TASK DETAILS:
Please report every line from the material that contains the word "Valid".
§
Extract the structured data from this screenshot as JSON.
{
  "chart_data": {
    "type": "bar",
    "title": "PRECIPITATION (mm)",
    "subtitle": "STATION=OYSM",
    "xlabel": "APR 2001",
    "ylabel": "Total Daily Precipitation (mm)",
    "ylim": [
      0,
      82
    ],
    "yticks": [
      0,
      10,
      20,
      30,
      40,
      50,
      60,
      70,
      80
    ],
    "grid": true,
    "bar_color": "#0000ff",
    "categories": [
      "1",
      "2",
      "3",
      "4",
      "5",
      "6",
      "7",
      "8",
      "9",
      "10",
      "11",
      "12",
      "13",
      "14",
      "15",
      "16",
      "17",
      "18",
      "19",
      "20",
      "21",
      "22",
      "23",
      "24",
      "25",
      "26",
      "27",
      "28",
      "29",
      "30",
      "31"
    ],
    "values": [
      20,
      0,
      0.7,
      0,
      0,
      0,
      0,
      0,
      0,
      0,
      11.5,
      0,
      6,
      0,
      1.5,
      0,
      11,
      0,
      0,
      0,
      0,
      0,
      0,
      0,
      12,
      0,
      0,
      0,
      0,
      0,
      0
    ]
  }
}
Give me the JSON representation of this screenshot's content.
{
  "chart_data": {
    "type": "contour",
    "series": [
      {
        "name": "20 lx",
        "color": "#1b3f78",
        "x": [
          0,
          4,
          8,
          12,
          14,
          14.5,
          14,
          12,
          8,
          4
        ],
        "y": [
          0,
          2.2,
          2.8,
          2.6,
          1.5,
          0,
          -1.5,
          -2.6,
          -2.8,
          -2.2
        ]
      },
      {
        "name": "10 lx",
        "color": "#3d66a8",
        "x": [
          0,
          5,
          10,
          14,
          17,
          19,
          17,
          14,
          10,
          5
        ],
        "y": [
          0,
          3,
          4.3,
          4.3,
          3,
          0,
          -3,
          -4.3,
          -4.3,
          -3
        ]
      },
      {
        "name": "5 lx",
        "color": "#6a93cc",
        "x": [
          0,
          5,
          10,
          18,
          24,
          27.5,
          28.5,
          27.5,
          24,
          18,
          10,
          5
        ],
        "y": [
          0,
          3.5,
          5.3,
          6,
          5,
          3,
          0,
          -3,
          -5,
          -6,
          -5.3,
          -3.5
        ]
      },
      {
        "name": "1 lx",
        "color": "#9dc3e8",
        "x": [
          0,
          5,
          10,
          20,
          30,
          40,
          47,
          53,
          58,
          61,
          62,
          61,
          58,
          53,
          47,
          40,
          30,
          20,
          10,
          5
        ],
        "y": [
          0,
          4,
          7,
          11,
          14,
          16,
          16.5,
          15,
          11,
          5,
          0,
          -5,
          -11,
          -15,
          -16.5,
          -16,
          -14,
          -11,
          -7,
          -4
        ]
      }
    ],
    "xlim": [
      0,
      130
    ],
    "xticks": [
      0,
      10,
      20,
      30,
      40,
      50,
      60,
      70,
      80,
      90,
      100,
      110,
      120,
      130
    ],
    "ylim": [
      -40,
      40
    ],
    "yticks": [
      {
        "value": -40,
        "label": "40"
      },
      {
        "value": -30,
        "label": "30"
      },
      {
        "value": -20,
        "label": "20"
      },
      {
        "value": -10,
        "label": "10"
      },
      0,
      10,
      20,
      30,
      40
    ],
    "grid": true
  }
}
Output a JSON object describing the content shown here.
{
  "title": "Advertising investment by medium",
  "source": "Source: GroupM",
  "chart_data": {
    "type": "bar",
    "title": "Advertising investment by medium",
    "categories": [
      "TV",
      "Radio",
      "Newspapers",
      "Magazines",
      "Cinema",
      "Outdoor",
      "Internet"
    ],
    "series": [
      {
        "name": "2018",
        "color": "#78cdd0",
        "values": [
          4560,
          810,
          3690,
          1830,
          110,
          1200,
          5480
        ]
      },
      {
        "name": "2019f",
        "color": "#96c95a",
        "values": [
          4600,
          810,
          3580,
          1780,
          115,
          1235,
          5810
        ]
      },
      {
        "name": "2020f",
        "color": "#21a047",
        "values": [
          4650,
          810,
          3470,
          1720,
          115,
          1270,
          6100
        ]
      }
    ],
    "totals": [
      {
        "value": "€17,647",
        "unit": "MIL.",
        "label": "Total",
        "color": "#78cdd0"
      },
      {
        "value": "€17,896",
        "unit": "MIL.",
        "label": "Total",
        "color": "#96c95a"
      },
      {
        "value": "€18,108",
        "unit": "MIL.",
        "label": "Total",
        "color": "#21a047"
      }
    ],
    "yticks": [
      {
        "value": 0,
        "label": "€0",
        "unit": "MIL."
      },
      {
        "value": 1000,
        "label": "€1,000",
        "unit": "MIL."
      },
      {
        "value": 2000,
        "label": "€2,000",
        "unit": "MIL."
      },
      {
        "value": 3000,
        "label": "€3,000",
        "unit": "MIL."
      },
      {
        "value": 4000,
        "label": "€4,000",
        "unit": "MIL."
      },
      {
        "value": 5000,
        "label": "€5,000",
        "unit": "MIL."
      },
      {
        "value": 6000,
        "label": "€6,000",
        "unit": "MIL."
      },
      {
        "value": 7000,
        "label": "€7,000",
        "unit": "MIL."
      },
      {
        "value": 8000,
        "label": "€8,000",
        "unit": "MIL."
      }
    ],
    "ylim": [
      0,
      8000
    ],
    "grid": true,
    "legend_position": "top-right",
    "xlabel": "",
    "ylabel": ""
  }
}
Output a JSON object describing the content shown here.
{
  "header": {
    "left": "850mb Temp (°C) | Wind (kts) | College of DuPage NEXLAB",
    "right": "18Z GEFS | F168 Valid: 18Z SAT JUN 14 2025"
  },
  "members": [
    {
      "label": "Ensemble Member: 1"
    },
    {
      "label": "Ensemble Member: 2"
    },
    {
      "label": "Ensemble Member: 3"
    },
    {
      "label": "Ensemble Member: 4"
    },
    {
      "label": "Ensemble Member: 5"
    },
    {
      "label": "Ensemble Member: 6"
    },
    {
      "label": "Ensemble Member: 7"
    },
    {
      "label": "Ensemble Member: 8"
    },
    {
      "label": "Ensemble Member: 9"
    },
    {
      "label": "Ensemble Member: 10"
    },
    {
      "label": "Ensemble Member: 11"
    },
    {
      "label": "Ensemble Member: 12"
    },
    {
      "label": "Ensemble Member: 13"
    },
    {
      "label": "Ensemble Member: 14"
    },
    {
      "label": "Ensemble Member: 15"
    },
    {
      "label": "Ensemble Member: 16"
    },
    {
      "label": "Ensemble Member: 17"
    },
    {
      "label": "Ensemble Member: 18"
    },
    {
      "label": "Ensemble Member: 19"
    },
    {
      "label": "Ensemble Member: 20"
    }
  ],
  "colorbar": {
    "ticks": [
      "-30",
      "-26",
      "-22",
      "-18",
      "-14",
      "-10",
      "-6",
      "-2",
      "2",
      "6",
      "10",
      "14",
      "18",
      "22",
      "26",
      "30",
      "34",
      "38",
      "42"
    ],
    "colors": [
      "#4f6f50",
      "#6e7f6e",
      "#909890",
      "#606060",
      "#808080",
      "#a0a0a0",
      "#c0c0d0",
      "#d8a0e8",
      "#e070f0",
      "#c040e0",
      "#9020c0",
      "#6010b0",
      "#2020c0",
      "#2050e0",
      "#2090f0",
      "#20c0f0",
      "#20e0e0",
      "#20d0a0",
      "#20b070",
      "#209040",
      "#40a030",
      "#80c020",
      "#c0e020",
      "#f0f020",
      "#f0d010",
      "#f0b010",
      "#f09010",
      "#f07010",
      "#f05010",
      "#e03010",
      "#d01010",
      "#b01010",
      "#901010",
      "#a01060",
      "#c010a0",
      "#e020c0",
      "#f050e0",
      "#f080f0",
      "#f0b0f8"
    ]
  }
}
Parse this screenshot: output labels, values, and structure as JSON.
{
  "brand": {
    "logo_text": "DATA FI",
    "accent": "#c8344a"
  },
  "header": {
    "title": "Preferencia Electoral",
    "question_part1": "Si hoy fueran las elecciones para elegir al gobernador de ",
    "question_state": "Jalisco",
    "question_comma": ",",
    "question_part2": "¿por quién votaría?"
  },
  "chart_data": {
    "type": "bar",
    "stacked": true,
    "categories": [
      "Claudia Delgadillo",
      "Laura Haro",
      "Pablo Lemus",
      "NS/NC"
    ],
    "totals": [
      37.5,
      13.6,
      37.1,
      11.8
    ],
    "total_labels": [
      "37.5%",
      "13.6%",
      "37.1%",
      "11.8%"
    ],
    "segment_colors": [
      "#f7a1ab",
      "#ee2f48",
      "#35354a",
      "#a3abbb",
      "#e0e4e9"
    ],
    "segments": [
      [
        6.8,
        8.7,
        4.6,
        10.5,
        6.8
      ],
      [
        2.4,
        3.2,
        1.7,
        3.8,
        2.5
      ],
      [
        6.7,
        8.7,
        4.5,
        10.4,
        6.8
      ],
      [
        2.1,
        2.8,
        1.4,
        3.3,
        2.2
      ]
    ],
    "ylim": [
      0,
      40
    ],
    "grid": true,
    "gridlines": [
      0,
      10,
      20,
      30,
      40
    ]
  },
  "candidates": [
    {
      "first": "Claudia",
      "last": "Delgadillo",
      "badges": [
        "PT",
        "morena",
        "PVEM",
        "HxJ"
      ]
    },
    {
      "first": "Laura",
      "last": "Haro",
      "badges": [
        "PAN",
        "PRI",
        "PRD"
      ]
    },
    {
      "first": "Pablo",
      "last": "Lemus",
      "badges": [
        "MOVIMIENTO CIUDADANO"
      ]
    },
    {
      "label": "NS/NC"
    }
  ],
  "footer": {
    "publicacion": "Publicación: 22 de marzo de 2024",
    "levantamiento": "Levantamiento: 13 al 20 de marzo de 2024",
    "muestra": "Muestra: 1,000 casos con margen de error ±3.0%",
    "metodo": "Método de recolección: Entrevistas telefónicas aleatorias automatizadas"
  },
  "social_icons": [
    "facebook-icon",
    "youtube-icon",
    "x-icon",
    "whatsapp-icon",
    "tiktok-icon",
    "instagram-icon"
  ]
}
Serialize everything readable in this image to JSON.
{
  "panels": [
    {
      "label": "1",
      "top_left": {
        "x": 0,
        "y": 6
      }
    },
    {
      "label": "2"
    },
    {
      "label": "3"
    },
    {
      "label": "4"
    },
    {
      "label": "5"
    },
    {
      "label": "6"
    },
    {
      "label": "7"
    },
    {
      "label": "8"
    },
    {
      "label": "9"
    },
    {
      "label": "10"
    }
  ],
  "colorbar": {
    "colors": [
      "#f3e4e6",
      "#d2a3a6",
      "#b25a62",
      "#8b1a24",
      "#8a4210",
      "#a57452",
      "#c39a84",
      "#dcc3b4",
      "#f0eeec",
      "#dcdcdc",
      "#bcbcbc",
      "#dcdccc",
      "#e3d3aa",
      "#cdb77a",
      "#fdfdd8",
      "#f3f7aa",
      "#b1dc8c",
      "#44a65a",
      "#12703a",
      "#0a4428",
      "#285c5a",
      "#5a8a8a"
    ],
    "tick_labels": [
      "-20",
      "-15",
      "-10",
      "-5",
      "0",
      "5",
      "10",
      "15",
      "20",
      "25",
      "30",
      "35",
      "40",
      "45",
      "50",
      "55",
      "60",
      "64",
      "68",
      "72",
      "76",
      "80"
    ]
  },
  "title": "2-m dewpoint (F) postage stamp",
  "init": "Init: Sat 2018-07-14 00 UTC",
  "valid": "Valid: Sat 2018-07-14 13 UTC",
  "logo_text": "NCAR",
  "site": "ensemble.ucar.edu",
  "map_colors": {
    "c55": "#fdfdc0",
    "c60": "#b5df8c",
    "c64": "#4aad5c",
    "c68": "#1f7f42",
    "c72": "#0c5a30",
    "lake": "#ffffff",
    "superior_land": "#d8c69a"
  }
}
§
COMPLETE OUTPUT:
    "right": "18Z GEFS | F168 Valid: 18Z SAT JUN 14 2025"
  "valid": "Valid: Sat 2018-07-14 13 UTC",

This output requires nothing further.